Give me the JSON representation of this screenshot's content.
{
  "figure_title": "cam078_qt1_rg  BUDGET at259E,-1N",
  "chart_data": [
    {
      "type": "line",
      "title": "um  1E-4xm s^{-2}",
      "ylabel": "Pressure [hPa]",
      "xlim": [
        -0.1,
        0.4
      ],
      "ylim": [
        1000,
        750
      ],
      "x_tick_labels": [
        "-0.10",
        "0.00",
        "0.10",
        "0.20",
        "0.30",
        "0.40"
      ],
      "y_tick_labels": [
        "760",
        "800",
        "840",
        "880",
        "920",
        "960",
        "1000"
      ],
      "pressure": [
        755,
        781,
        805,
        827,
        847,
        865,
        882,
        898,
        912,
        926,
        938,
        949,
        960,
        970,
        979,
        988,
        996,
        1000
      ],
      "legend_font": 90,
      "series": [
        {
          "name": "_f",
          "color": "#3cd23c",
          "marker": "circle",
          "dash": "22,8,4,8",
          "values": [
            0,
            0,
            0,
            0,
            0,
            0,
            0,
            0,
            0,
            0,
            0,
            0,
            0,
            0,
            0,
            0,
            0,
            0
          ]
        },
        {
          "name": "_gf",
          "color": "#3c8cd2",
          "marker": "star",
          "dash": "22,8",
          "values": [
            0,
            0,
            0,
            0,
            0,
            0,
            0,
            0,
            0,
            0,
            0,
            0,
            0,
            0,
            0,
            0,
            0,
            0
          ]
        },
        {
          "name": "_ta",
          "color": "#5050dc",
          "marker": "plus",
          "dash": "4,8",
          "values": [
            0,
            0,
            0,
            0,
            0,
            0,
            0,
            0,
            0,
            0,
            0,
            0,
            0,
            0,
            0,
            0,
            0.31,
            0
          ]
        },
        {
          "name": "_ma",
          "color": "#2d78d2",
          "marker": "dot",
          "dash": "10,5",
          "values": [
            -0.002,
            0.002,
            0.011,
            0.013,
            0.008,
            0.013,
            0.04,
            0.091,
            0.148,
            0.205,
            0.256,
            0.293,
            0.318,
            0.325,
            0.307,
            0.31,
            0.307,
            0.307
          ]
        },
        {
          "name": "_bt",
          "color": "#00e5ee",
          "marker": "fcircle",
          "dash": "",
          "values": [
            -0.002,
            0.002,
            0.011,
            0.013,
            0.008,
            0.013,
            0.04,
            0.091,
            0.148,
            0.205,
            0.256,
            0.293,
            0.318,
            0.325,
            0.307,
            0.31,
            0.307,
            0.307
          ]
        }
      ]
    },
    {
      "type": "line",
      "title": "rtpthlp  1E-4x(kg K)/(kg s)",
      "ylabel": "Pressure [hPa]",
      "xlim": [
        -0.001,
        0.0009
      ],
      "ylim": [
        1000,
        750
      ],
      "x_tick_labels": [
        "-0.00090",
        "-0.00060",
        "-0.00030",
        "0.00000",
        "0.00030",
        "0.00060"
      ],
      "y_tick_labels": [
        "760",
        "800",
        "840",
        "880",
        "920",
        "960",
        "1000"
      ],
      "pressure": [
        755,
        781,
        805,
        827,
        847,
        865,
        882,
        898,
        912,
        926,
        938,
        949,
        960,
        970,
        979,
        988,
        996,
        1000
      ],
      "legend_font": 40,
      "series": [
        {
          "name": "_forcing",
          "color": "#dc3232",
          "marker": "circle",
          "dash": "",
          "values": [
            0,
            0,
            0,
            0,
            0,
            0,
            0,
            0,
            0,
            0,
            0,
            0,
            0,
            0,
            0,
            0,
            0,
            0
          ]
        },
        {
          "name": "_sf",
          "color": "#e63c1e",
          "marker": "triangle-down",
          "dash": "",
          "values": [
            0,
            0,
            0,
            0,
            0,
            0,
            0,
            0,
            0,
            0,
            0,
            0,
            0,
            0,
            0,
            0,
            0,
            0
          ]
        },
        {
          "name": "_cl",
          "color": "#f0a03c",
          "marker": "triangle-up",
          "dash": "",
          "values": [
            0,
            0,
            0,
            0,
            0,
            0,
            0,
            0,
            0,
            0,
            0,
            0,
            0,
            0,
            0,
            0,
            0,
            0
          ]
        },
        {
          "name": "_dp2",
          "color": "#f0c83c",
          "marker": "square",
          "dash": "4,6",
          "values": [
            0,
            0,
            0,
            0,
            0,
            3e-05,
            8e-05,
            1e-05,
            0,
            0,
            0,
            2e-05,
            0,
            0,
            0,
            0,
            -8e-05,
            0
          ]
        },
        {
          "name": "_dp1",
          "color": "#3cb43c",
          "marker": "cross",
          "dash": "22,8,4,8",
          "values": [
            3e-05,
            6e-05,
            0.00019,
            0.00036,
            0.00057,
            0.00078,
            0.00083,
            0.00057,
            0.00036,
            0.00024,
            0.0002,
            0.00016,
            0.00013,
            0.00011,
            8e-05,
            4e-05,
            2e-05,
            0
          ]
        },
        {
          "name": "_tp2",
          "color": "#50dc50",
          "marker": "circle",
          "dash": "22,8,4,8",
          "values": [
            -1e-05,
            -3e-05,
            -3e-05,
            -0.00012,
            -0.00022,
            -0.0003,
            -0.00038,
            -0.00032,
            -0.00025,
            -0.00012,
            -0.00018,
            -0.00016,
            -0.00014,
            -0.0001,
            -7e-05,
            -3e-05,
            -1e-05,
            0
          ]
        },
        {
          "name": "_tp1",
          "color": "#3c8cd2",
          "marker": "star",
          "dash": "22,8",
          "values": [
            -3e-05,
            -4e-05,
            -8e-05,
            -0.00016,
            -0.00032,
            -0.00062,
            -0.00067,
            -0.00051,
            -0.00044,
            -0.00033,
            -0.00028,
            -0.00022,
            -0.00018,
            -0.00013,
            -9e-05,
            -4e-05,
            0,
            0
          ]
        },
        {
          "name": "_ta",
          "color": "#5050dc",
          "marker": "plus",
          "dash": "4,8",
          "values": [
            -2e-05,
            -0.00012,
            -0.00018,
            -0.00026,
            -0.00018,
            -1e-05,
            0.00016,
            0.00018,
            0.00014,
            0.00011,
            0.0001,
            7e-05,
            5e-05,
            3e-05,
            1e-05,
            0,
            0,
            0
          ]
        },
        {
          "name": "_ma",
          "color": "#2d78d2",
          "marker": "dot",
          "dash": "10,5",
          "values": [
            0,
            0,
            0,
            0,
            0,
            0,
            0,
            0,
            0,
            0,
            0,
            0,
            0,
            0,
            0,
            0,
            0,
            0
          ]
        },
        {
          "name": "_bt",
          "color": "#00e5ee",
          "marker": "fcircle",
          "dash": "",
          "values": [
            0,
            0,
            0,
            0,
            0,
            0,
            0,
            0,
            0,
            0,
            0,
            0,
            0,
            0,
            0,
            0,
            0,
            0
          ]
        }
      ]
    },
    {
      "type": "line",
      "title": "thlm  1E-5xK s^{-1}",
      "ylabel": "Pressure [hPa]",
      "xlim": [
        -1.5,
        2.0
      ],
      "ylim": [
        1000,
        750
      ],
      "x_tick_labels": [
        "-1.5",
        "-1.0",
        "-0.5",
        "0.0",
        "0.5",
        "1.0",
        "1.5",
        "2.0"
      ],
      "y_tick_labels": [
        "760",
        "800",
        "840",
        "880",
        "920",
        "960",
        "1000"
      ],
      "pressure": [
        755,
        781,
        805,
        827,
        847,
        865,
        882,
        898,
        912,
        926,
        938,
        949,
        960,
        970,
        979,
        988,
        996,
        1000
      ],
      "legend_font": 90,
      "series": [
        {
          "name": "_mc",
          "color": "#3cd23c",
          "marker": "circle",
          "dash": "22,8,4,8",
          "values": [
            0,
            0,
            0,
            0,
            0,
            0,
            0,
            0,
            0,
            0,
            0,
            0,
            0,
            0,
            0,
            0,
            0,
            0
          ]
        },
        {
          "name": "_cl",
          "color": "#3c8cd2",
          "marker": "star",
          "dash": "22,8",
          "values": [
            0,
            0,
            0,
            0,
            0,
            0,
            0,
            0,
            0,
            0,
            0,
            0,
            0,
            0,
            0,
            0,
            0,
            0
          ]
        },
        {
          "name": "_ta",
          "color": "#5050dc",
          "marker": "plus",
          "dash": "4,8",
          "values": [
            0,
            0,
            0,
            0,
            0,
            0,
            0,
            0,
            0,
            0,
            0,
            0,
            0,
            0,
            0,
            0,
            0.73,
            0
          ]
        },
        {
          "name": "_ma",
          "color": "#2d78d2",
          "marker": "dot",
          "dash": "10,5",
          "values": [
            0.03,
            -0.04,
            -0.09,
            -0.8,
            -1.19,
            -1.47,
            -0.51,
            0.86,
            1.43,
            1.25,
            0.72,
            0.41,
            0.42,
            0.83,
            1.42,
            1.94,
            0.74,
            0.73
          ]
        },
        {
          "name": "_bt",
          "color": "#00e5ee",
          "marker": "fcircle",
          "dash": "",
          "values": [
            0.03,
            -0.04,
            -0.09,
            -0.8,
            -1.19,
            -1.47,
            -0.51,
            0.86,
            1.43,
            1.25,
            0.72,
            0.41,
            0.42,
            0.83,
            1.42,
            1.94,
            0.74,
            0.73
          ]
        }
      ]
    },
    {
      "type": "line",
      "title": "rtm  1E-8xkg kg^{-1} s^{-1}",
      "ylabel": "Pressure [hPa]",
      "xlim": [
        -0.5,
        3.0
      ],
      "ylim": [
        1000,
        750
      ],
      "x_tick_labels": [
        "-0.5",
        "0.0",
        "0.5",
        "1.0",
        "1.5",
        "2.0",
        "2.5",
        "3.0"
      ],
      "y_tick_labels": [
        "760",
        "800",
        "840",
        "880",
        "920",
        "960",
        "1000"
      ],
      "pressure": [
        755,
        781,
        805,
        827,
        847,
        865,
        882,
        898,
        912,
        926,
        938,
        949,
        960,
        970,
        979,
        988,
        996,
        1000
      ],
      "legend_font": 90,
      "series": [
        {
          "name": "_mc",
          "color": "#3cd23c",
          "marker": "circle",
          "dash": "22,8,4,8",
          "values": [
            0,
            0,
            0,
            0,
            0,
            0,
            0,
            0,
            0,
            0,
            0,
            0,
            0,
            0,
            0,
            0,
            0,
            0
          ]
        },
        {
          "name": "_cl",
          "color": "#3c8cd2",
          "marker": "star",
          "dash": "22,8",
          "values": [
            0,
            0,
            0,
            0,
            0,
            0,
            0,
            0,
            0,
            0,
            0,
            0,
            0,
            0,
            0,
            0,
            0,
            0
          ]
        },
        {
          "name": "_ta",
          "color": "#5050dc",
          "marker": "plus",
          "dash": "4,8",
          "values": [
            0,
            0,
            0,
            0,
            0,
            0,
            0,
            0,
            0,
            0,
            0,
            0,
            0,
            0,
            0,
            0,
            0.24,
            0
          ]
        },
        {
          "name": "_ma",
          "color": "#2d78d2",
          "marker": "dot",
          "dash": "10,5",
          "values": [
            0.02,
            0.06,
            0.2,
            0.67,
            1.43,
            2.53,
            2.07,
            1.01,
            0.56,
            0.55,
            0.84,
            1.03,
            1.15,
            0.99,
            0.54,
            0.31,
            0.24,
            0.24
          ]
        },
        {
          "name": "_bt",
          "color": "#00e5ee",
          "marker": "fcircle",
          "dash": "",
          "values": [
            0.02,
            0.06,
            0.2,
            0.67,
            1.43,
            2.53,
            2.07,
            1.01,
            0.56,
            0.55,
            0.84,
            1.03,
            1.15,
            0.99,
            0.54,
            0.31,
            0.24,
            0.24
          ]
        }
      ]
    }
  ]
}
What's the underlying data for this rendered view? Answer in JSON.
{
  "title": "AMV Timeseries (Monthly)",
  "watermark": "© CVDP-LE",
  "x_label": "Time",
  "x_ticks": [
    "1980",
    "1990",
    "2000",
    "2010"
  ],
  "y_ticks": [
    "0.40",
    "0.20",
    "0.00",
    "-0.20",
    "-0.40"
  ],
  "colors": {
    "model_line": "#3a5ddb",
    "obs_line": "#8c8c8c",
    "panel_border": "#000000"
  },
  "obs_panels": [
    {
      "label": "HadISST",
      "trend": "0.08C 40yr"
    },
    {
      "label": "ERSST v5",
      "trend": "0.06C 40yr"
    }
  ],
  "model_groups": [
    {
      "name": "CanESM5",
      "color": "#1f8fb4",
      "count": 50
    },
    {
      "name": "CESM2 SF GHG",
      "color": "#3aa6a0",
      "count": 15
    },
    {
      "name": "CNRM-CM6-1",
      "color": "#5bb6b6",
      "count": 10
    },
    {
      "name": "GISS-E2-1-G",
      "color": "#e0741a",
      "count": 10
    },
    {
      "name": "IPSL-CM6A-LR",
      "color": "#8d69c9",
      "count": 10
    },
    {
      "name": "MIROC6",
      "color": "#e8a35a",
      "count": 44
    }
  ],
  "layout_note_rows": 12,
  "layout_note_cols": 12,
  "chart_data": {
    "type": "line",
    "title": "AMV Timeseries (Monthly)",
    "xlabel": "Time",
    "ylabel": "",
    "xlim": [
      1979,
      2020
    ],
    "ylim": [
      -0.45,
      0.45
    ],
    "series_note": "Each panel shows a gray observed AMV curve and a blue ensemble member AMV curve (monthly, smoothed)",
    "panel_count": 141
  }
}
-----
◆ **To do**: In the records above, find each line that holds the word "Timeseries"; copy all such lines.

◆ **Solution to this problem**:
  "title": "AMV Timeseries (Monthly)",
    "title": "AMV Timeseries (Monthly)",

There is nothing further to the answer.